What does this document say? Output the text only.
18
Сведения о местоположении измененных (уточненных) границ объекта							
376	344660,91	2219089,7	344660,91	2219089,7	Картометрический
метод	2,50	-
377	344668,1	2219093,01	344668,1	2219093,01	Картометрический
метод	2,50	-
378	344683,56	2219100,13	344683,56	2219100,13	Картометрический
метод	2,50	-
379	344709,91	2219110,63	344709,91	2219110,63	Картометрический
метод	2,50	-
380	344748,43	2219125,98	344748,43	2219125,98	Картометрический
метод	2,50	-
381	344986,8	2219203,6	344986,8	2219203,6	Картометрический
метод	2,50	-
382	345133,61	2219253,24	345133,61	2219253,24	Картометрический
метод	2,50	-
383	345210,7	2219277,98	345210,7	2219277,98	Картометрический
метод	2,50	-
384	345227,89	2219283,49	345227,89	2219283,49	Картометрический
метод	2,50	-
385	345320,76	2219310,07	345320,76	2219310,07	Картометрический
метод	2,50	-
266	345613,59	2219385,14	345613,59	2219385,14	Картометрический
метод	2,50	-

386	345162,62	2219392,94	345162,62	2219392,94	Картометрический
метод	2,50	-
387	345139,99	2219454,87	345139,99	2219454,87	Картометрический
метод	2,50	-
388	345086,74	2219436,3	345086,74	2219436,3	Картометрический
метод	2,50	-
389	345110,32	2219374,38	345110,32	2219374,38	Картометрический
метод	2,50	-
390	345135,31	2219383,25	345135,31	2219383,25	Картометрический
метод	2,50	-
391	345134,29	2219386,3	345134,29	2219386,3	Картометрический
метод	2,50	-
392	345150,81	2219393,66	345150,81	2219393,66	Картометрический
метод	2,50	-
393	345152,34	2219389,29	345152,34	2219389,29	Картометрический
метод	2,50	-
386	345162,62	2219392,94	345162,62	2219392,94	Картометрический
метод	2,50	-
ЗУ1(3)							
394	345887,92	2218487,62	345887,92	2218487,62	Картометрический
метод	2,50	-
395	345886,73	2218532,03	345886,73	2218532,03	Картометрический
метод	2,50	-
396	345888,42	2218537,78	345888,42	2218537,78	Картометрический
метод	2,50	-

+++

• What is required
Write out the listing once more, matching it exactly.

• Solved exercise
What does this document say? Output the text only.
18
Сведения о местоположении измененных (уточненных) границ объекта							
376	344660,91	2219089,7	344660,91	2219089,7	Картометрический
метод	2,50	-
377	344668,1	2219093,01	344668,1	2219093,01	Картометрический
метод	2,50	-
378	344683,56	2219100,13	344683,56	2219100,13	Картометрический
метод	2,50	-
379	344709,91	2219110,63	344709,91	2219110,63	Картометрический
метод	2,50	-
380	344748,43	2219125,98	344748,43	2219125,98	Картометрический
метод	2,50	-
381	344986,8	2219203,6	344986,8	2219203,6	Картометрический
метод	2,50	-
382	345133,61	2219253,24	345133,61	2219253,24	Картометрический
метод	2,50	-
383	345210,7	2219277,98	345210,7	2219277,98	Картометрический
метод	2,50	-
384	345227,89	2219283,49	345227,89	2219283,49	Картометрический
метод	2,50	-
385	345320,76	2219310,07	345320,76	2219310,07	Картометрический
метод	2,50	-
266	345613,59	2219385,14	345613,59	2219385,14	Картометрический
метод	2,50	-

386	345162,62	2219392,94	345162,62	2219392,94	Картометрический
метод	2,50	-
387	345139,99	2219454,87	345139,99	2219454,87	Картометрический
метод	2,50	-
388	345086,74	2219436,3	345086,74	2219436,3	Картометрический
метод	2,50	-
389	345110,32	2219374,38	345110,32	2219374,38	Картометрический
метод	2,50	-
390	345135,31	2219383,25	345135,31	2219383,25	Картометрический
метод	2,50	-
391	345134,29	2219386,3	345134,29	2219386,3	Картометрический
метод	2,50	-
392	345150,81	2219393,66	345150,81	2219393,66	Картометрический
метод	2,50	-
393	345152,34	2219389,29	345152,34	2219389,29	Картометрический
метод	2,50	-
386	345162,62	2219392,94	345162,62	2219392,94	Картометрический
метод	2,50	-
ЗУ1(3)							
394	345887,92	2218487,62	345887,92	2218487,62	Картометрический
метод	2,50	-
395	345886,73	2218532,03	345886,73	2218532,03	Картометрический
метод	2,50	-
396	345888,42	2218537,78	345888,42	2218537,78	Картометрический
метод	2,50	-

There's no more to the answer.